Saved entries:
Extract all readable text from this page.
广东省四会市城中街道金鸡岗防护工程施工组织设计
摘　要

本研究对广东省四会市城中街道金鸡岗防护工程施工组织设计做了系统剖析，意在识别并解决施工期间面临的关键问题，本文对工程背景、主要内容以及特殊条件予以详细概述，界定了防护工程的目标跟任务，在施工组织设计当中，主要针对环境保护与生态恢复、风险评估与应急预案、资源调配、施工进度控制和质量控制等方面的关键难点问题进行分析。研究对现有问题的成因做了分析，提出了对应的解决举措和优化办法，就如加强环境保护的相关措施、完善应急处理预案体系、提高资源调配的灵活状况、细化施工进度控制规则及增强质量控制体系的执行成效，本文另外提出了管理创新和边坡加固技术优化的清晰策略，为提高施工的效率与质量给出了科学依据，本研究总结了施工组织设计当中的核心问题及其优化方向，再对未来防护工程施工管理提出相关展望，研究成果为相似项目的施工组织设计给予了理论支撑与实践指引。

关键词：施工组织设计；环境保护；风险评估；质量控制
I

• [YOUR GOAL] Please copy out each record, character for character.

• [OUTPUT]
Extract all readable text from this page.
广东省四会市城中街道金鸡岗防护工程施工组织设计
摘　要

本研究对广东省四会市城中街道金鸡岗防护工程施工组织设计做了系统剖析，意在识别并解决施工期间面临的关键问题，本文对工程背景、主要内容以及特殊条件予以详细概述，界定了防护工程的目标跟任务，在施工组织设计当中，主要针对环境保护与生态恢复、风险评估与应急预案、资源调配、施工进度控制和质量控制等方面的关键难点问题进行分析。研究对现有问题的成因做了分析，提出了对应的解决举措和优化办法，就如加强环境保护的相关措施、完善应急处理预案体系、提高资源调配的灵活状况、细化施工进度控制规则及增强质量控制体系的执行成效，本文另外提出了管理创新和边坡加固技术优化的清晰策略，为提高施工的效率与质量给出了科学依据，本研究总结了施工组织设计当中的核心问题及其优化方向，再对未来防护工程施工管理提出相关展望，研究成果为相似项目的施工组织设计给予了理论支撑与实践指引。

关键词：施工组织设计；环境保护；风险评估；质量控制
I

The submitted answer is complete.